▸ Task directions: Word for word, restate every line of the material.

▸ Input records:
"""

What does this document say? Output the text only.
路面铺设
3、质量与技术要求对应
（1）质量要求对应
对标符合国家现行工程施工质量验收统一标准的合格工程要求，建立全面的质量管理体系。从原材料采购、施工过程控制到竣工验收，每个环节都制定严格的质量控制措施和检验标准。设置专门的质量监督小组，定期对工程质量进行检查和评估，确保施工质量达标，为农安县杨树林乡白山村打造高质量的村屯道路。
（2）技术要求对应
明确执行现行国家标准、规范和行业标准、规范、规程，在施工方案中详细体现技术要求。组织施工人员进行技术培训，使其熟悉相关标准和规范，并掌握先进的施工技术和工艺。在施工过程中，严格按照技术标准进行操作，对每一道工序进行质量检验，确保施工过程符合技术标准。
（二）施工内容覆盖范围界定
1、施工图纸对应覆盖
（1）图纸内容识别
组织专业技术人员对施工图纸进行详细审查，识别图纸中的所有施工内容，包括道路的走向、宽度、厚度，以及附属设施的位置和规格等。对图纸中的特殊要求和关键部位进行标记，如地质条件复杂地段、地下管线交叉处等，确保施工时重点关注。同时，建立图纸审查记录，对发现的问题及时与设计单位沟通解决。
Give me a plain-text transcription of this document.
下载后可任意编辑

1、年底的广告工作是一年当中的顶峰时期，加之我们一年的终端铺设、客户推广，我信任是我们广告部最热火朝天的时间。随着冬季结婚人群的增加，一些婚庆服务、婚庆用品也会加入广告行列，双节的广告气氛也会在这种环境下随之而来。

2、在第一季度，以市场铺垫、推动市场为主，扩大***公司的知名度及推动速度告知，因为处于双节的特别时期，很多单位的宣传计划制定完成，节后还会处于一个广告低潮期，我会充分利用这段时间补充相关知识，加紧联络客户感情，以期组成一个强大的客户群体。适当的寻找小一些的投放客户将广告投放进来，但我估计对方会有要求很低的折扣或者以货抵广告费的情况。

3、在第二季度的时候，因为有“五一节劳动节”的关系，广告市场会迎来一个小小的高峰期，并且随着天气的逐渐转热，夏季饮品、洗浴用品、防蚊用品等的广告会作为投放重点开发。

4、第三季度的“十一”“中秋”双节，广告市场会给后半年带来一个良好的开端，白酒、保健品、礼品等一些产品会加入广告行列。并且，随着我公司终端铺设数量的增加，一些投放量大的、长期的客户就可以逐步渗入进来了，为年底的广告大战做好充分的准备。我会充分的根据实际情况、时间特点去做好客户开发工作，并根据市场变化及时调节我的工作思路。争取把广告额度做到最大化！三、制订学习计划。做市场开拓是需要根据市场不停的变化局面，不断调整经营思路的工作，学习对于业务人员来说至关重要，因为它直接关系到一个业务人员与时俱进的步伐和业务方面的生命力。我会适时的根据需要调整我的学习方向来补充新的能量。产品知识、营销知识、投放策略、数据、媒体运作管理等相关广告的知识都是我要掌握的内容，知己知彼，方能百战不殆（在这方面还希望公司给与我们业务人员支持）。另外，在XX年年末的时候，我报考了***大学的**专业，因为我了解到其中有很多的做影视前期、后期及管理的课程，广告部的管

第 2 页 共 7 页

"""

▸ Exercise output:
What does this document say? Output the text only.
路面铺设
3、质量与技术要求对应
（1）质量要求对应
对标符合国家现行工程施工质量验收统一标准的合格工程要求，建立全面的质量管理体系。从原材料采购、施工过程控制到竣工验收，每个环节都制定严格的质量控制措施和检验标准。设置专门的质量监督小组，定期对工程质量进行检查和评估，确保施工质量达标，为农安县杨树林乡白山村打造高质量的村屯道路。
（2）技术要求对应
明确执行现行国家标准、规范和行业标准、规范、规程，在施工方案中详细体现技术要求。组织施工人员进行技术培训，使其熟悉相关标准和规范，并掌握先进的施工技术和工艺。在施工过程中，严格按照技术标准进行操作，对每一道工序进行质量检验，确保施工过程符合技术标准。
（二）施工内容覆盖范围界定
1、施工图纸对应覆盖
（1）图纸内容识别
组织专业技术人员对施工图纸进行详细审查，识别图纸中的所有施工内容，包括道路的走向、宽度、厚度，以及附属设施的位置和规格等。对图纸中的特殊要求和关键部位进行标记，如地质条件复杂地段、地下管线交叉处等，确保施工时重点关注。同时，建立图纸审查记录，对发现的问题及时与设计单位沟通解决。
Give me a plain-text transcription of this document.
下载后可任意编辑

1、年底的广告工作是一年当中的顶峰时期，加之我们一年的终端铺设、客户推广，我信任是我们广告部最热火朝天的时间。随着冬季结婚人群的增加，一些婚庆服务、婚庆用品也会加入广告行列，双节的广告气氛也会在这种环境下随之而来。

2、在第一季度，以市场铺垫、推动市场为主，扩大***公司的知名度及推动速度告知，因为处于双节的特别时期，很多单位的宣传计划制定完成，节后还会处于一个广告低潮期，我会充分利用这段时间补充相关知识，加紧联络客户感情，以期组成一个强大的客户群体。适当的寻找小一些的投放客户将广告投放进来，但我估计对方会有要求很低的折扣或者以货抵广告费的情况。

3、在第二季度的时候，因为有“五一节劳动节”的关系，广告市场会迎来一个小小的高峰期，并且随着天气的逐渐转热，夏季饮品、洗浴用品、防蚊用品等的广告会作为投放重点开发。

4、第三季度的“十一”“中秋”双节，广告市场会给后半年带来一个良好的开端，白酒、保健品、礼品等一些产品会加入广告行列。并且，随着我公司终端铺设数量的增加，一些投放量大的、长期的客户就可以逐步渗入进来了，为年底的广告大战做好充分的准备。我会充分的根据实际情况、时间特点去做好客户开发工作，并根据市场变化及时调节我的工作思路。争取把广告额度做到最大化！三、制订学习计划。做市场开拓是需要根据市场不停的变化局面，不断调整经营思路的工作，学习对于业务人员来说至关重要，因为它直接关系到一个业务人员与时俱进的步伐和业务方面的生命力。我会适时的根据需要调整我的学习方向来补充新的能量。产品知识、营销知识、投放策略、数据、媒体运作管理等相关广告的知识都是我要掌握的内容，知己知彼，方能百战不殆（在这方面还希望公司给与我们业务人员支持）。另外，在XX年年末的时候，我报考了***大学的**专业，因为我了解到其中有很多的做影视前期、后期及管理的课程，广告部的管

第 2 页 共 7 页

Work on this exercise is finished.